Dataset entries
··········

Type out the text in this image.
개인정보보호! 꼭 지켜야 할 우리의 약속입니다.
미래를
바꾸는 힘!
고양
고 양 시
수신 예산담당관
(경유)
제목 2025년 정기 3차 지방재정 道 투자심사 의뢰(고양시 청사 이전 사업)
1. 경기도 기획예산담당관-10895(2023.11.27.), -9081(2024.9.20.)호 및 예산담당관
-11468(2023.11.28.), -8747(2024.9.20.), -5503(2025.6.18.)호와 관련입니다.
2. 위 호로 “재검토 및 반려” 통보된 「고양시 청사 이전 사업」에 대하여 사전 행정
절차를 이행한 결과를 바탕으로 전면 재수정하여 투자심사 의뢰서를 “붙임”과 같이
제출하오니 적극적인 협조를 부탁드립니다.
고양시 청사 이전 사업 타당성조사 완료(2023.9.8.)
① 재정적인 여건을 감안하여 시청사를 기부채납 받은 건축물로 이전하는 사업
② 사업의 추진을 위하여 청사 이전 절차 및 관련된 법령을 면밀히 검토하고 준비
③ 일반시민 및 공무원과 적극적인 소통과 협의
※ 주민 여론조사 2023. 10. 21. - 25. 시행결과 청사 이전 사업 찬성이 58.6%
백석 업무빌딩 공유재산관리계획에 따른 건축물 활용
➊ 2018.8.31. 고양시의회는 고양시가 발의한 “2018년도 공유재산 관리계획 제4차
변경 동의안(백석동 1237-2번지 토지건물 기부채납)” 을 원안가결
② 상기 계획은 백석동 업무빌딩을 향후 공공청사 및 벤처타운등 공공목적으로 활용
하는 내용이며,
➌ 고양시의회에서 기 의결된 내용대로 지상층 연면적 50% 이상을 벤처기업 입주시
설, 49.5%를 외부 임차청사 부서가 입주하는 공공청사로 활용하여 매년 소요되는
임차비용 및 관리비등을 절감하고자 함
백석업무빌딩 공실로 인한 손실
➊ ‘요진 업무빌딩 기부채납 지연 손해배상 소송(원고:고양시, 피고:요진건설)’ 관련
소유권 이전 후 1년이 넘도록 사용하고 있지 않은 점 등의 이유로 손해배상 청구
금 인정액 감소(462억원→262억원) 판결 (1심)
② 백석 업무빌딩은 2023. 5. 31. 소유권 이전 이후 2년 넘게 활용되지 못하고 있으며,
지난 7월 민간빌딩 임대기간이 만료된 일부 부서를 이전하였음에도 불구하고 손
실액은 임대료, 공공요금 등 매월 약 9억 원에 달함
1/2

··········

EXERCISE PROMPT: Transcribe every entry exactly, omitting nothing.

ANSWER FOR THE TASK:
Type out the text in this image.
개인정보보호! 꼭 지켜야 할 우리의 약속입니다.
미래를
바꾸는 힘!
고양
고 양 시
수신 예산담당관
(경유)
제목 2025년 정기 3차 지방재정 道 투자심사 의뢰(고양시 청사 이전 사업)
1. 경기도 기획예산담당관-10895(2023.11.27.), -9081(2024.9.20.)호 및 예산담당관
-11468(2023.11.28.), -8747(2024.9.20.), -5503(2025.6.18.)호와 관련입니다.
2. 위 호로 “재검토 및 반려” 통보된 「고양시 청사 이전 사업」에 대하여 사전 행정
절차를 이행한 결과를 바탕으로 전면 재수정하여 투자심사 의뢰서를 “붙임”과 같이
제출하오니 적극적인 협조를 부탁드립니다.
고양시 청사 이전 사업 타당성조사 완료(2023.9.8.)
① 재정적인 여건을 감안하여 시청사를 기부채납 받은 건축물로 이전하는 사업
② 사업의 추진을 위하여 청사 이전 절차 및 관련된 법령을 면밀히 검토하고 준비
③ 일반시민 및 공무원과 적극적인 소통과 협의
※ 주민 여론조사 2023. 10. 21. - 25. 시행결과 청사 이전 사업 찬성이 58.6%
백석 업무빌딩 공유재산관리계획에 따른 건축물 활용
➊ 2018.8.31. 고양시의회는 고양시가 발의한 “2018년도 공유재산 관리계획 제4차
변경 동의안(백석동 1237-2번지 토지건물 기부채납)” 을 원안가결
② 상기 계획은 백석동 업무빌딩을 향후 공공청사 및 벤처타운등 공공목적으로 활용
하는 내용이며,
➌ 고양시의회에서 기 의결된 내용대로 지상층 연면적 50% 이상을 벤처기업 입주시
설, 49.5%를 외부 임차청사 부서가 입주하는 공공청사로 활용하여 매년 소요되는
임차비용 및 관리비등을 절감하고자 함
백석업무빌딩 공실로 인한 손실
➊ ‘요진 업무빌딩 기부채납 지연 손해배상 소송(원고:고양시, 피고:요진건설)’ 관련
소유권 이전 후 1년이 넘도록 사용하고 있지 않은 점 등의 이유로 손해배상 청구
금 인정액 감소(462억원→262억원) 판결 (1심)
② 백석 업무빌딩은 2023. 5. 31. 소유권 이전 이후 2년 넘게 활용되지 못하고 있으며,
지난 7월 민간빌딩 임대기간이 만료된 일부 부서를 이전하였음에도 불구하고 손
실액은 임대료, 공공요금 등 매월 약 9억 원에 달함
1/2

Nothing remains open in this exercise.